» Written problem: Find and return each line containing "Overall".

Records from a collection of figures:

====

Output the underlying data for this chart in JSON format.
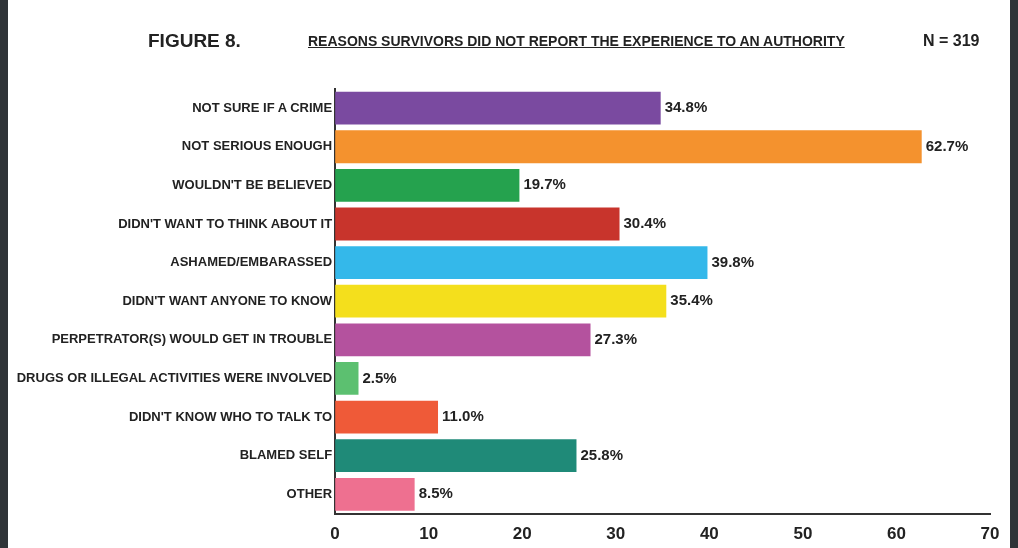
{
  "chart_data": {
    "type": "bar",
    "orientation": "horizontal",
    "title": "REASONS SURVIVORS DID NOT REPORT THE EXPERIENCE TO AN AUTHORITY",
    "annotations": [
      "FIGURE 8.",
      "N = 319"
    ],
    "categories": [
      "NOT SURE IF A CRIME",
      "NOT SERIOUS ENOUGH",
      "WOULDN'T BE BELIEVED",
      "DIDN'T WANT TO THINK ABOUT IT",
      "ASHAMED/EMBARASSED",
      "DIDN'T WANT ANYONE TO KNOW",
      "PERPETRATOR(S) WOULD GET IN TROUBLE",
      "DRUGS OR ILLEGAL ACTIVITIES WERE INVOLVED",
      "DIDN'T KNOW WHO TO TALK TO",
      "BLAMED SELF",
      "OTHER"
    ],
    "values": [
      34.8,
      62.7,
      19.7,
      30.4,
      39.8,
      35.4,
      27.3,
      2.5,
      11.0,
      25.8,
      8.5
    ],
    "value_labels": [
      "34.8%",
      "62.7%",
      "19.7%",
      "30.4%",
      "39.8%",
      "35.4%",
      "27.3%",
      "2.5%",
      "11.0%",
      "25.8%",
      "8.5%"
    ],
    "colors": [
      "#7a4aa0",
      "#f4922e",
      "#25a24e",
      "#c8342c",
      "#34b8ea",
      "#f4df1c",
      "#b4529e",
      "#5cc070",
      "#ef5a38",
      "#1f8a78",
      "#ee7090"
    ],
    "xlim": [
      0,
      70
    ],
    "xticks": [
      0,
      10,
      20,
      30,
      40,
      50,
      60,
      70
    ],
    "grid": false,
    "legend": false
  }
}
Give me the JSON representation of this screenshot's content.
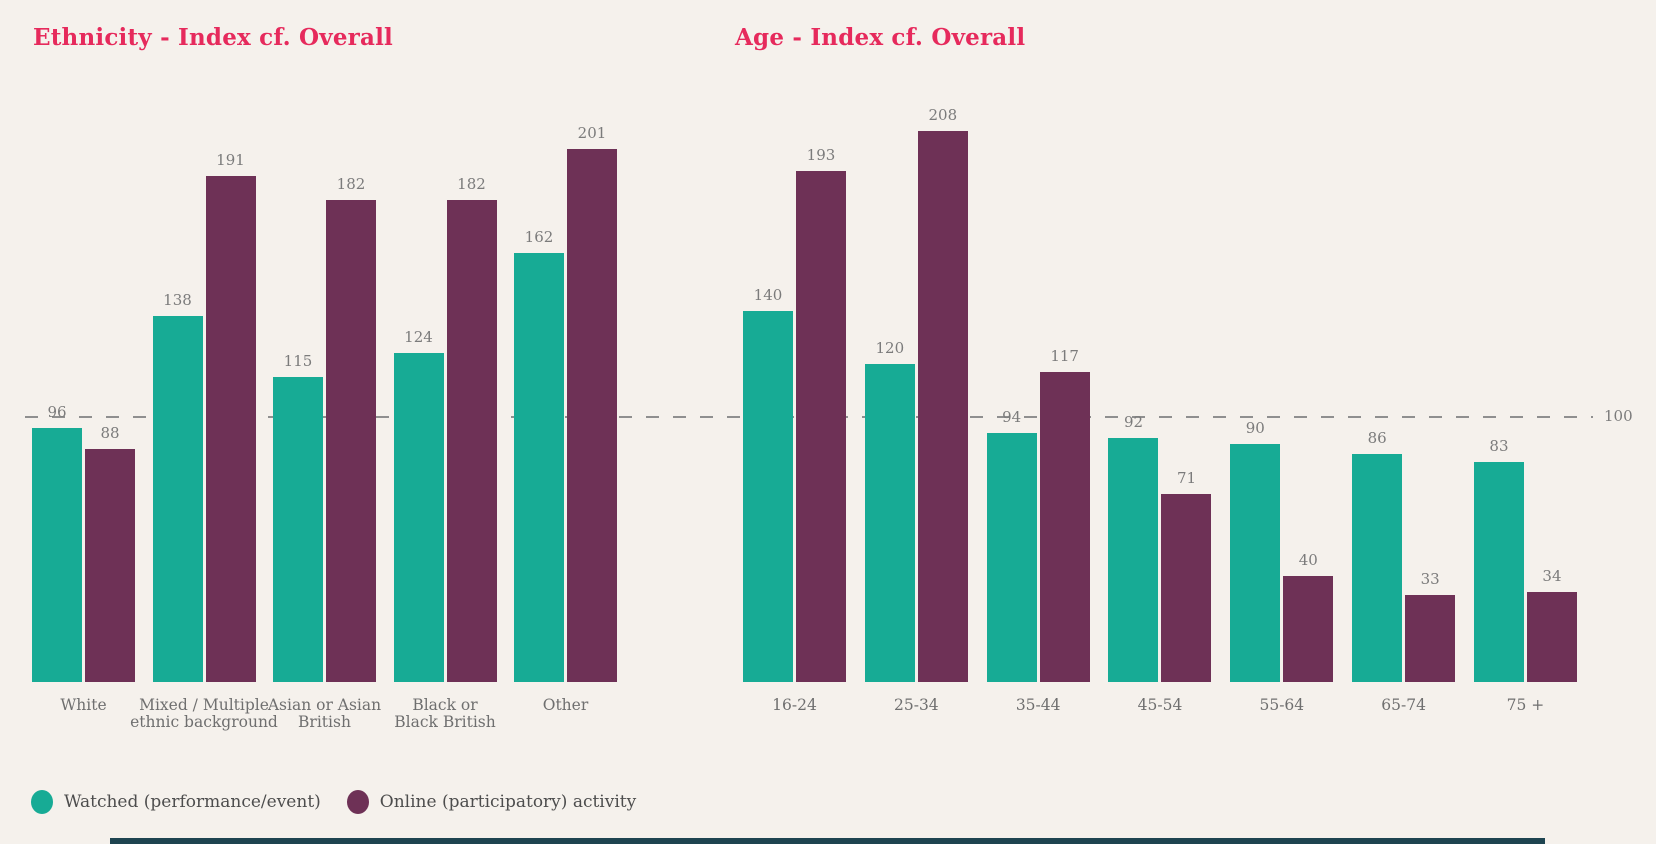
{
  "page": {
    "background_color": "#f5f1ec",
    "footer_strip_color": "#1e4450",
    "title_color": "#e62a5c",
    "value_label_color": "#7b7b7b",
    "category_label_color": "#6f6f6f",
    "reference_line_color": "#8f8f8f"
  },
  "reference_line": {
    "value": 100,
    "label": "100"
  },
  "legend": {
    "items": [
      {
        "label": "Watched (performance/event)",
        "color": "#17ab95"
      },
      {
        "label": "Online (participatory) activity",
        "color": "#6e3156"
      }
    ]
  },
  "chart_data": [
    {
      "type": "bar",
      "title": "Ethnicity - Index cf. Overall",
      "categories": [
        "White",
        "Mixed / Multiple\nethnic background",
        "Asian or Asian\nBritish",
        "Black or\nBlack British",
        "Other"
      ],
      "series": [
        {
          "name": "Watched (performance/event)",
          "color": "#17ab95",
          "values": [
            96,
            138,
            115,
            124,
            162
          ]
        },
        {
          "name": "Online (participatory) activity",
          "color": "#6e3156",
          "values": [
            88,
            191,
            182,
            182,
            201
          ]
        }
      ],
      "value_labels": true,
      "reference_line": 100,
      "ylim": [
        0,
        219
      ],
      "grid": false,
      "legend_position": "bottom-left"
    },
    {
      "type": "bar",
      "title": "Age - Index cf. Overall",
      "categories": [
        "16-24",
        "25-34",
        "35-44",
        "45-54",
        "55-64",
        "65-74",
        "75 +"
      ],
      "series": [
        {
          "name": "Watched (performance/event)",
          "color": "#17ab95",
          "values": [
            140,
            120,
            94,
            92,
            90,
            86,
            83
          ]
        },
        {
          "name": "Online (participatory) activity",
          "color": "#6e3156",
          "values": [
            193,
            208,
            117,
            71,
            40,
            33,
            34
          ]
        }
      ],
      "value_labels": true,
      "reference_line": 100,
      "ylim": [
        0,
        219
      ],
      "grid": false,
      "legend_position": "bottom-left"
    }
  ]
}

====

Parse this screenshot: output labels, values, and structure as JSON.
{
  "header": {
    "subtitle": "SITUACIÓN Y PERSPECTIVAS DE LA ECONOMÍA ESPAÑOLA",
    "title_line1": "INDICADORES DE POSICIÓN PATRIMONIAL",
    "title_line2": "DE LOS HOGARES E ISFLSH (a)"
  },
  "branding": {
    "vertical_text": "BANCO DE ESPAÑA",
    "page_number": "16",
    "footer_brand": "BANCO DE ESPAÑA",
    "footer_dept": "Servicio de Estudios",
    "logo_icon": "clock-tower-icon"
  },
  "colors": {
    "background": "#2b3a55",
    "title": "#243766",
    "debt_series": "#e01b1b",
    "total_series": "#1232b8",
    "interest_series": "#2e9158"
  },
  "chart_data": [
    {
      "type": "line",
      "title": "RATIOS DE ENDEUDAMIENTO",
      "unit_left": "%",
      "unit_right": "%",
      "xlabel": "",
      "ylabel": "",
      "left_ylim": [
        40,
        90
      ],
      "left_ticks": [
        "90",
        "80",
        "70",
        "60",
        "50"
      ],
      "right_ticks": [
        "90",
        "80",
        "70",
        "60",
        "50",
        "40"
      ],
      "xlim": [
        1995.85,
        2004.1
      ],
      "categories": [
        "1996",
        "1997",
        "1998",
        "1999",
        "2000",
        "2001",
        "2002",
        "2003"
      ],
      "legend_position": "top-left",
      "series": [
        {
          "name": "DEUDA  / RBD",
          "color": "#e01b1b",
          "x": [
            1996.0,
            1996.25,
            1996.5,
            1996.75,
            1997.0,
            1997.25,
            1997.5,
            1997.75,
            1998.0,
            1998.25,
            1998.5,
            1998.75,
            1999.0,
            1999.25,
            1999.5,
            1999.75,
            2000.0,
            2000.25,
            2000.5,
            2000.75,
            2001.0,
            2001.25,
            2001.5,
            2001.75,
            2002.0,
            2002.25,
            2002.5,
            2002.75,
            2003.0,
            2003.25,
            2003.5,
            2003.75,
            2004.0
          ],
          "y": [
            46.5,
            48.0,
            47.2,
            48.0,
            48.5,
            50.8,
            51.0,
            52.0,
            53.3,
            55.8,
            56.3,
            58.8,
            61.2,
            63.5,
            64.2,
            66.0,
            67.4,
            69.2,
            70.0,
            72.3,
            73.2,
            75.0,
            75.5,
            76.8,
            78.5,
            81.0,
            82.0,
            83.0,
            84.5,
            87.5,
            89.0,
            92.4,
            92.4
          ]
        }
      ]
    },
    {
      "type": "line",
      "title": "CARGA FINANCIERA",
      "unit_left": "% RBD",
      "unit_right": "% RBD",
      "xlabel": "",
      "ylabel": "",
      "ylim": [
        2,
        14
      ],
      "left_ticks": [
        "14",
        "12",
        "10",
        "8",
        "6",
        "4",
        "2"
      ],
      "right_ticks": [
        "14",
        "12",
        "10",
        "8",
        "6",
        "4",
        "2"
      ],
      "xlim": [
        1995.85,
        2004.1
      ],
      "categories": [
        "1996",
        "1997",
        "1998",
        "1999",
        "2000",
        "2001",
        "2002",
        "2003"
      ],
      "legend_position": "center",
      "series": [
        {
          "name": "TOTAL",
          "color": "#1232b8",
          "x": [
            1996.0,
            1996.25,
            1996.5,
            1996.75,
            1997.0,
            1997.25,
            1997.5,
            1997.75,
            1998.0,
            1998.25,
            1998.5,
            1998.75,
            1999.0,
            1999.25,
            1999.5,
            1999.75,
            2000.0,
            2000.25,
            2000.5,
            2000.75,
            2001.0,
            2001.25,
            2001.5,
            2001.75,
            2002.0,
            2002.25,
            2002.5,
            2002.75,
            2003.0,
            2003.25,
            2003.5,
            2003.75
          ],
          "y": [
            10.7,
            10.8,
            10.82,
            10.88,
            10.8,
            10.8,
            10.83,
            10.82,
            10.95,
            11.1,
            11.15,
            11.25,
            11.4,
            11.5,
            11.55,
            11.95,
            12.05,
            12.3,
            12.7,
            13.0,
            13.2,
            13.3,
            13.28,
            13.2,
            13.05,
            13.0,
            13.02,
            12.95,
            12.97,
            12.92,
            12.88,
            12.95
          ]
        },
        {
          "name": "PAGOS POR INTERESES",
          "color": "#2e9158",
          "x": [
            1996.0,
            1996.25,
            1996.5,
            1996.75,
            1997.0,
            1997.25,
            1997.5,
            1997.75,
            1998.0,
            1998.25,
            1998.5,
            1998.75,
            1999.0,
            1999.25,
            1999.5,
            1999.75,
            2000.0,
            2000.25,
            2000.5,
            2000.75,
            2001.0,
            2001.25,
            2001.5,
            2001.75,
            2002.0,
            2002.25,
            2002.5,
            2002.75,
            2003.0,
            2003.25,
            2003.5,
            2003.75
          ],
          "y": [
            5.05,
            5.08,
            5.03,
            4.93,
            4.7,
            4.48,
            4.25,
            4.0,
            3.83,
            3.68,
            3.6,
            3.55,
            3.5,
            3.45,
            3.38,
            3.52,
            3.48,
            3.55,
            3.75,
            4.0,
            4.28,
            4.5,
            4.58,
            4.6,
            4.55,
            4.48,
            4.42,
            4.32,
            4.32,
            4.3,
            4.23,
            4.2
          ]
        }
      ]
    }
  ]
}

====

» Response:
      "title": "Ethnicity - Index cf. Overall",
      "title": "Age - Index cf. Overall",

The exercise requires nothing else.